Set exercise ▸
Give only the number of lines below that contain the word "left".
* Begin Source material *
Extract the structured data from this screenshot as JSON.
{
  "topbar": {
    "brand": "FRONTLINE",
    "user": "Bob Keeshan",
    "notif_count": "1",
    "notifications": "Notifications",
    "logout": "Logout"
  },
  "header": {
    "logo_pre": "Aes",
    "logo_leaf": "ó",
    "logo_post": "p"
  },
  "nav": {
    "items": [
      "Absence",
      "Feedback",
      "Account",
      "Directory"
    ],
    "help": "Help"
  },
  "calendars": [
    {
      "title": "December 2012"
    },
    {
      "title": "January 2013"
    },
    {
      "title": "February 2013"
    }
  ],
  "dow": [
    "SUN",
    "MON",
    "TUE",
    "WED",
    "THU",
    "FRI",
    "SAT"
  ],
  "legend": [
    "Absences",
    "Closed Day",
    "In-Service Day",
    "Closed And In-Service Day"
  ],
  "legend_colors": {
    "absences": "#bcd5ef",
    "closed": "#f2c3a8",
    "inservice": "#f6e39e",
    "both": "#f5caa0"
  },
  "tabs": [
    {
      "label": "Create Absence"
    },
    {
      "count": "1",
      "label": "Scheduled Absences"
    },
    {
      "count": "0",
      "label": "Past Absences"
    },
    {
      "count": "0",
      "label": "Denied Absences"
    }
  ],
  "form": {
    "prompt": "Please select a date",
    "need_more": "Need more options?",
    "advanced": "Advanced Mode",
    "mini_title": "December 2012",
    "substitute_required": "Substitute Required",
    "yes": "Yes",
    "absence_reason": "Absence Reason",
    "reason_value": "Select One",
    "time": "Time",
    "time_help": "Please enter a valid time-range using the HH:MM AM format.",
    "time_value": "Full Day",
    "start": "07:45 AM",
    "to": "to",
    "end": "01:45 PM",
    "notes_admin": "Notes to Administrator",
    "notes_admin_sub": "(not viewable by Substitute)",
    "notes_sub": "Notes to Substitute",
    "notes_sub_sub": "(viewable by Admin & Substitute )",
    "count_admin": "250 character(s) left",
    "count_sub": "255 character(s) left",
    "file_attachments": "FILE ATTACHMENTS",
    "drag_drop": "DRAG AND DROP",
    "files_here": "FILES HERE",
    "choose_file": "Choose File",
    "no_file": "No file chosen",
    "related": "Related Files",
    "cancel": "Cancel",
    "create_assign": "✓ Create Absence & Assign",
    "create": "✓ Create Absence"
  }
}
* End Source material *
Solution for this problem ▸
2